● Instruction
Extract, from the listing that follows, each line containing the word "color".

[Chart and figure data]
#####

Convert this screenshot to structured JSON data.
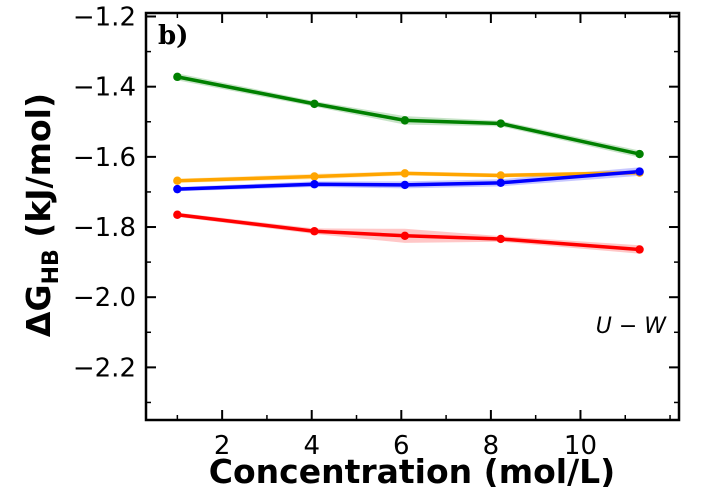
{
  "chart_data": {
    "type": "line",
    "title": "",
    "panel_label": "b)",
    "annotation": "U − W",
    "xlabel": "Concentration (mol/L)",
    "ylabel_prefix": "ΔG",
    "ylabel_sub": "HB",
    "ylabel_suffix": " (kJ/mol)",
    "xlim": [
      0.3,
      12.2
    ],
    "ylim": [
      -2.35,
      -1.19
    ],
    "x_ticks": [
      2,
      4,
      6,
      8,
      10
    ],
    "x_tick_labels": [
      "2",
      "4",
      "6",
      "8",
      "10"
    ],
    "y_ticks": [
      -2.2,
      -2.0,
      -1.8,
      -1.6,
      -1.4,
      -1.2
    ],
    "y_tick_labels": [
      "−2.2",
      "−2.0",
      "−1.8",
      "−1.6",
      "−1.4",
      "−1.2"
    ],
    "x": [
      1.0,
      4.06,
      6.08,
      8.22,
      11.32
    ],
    "series": [
      {
        "name": "green",
        "color": "#008000",
        "values": [
          -1.372,
          -1.449,
          -1.496,
          -1.505,
          -1.592
        ],
        "band": [
          0.01,
          0.008,
          0.012,
          0.008,
          0.01
        ]
      },
      {
        "name": "orange",
        "color": "#ffa500",
        "values": [
          -1.668,
          -1.656,
          -1.647,
          -1.653,
          -1.645
        ],
        "band": [
          0.006,
          0.008,
          0.006,
          0.006,
          0.006
        ]
      },
      {
        "name": "blue",
        "color": "#0000ff",
        "values": [
          -1.692,
          -1.678,
          -1.68,
          -1.674,
          -1.642
        ],
        "band": [
          0.006,
          0.008,
          0.01,
          0.01,
          0.012
        ]
      },
      {
        "name": "red",
        "color": "#ff0000",
        "values": [
          -1.765,
          -1.812,
          -1.825,
          -1.834,
          -1.864
        ],
        "band": [
          0.006,
          0.008,
          0.02,
          0.008,
          0.012
        ]
      }
    ]
  }
}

#####

● Written response
        "color": "#008000",
        "color": "#ffa500",
        "color": "#0000ff",
        "color": "#ff0000",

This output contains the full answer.